:: Exercise brief ::
Work through the following lines and count those that hold the word "More". Reply with that number only.

◇ ◇ ◇ ◇ ◇

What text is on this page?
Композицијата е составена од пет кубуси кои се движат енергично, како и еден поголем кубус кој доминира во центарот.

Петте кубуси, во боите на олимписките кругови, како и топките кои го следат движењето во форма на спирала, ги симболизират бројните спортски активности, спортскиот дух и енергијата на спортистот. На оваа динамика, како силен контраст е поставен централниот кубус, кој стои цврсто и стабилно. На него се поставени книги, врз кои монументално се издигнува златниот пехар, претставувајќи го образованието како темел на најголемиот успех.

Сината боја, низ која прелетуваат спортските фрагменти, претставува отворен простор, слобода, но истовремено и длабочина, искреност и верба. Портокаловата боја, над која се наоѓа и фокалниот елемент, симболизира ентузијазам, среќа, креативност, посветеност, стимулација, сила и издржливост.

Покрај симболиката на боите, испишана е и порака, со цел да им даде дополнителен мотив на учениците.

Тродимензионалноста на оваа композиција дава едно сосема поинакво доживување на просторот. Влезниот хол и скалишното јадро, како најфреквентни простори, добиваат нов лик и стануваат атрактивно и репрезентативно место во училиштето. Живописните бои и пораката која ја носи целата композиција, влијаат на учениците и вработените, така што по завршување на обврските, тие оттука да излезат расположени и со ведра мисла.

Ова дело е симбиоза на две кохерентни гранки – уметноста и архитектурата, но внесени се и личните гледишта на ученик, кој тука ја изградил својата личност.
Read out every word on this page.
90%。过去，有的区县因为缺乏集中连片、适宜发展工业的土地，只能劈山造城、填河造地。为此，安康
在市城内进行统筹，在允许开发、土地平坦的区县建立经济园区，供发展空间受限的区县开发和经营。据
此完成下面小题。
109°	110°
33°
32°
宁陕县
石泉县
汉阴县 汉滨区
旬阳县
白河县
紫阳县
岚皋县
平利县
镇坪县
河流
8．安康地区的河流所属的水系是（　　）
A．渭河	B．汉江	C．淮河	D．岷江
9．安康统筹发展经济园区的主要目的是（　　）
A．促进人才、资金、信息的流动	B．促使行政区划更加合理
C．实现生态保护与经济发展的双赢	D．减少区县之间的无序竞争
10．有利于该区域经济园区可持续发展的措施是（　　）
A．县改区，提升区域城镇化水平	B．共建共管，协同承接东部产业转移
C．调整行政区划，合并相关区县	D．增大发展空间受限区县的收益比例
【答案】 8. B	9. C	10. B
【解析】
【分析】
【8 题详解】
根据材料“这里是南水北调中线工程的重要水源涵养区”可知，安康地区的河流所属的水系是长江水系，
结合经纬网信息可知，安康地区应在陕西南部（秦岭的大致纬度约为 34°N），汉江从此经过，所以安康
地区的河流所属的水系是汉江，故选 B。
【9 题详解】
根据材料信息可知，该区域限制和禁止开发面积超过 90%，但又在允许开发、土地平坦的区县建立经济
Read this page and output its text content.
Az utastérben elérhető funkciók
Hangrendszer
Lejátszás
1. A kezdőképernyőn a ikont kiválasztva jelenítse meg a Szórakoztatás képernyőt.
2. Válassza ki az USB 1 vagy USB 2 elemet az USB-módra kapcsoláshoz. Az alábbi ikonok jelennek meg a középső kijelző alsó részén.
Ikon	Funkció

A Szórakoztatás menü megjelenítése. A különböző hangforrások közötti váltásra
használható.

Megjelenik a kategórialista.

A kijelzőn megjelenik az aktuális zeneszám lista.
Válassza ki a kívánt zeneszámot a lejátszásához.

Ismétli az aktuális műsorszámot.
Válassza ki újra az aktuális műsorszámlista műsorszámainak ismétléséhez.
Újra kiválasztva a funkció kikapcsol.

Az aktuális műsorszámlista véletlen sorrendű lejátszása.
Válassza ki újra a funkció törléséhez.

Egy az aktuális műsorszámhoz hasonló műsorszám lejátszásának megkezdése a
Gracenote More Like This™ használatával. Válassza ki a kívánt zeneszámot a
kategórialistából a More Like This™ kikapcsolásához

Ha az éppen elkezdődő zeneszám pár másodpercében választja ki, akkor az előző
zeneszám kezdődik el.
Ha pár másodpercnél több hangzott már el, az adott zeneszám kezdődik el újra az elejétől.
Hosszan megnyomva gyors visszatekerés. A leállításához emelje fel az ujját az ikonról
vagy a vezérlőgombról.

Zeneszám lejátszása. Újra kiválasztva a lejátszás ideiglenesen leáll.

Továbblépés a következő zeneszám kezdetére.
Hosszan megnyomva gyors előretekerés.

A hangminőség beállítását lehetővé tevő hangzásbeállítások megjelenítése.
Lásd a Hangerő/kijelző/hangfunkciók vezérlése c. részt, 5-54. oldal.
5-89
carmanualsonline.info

◇ ◇ ◇ ◇ ◇

:: Final answer ::
2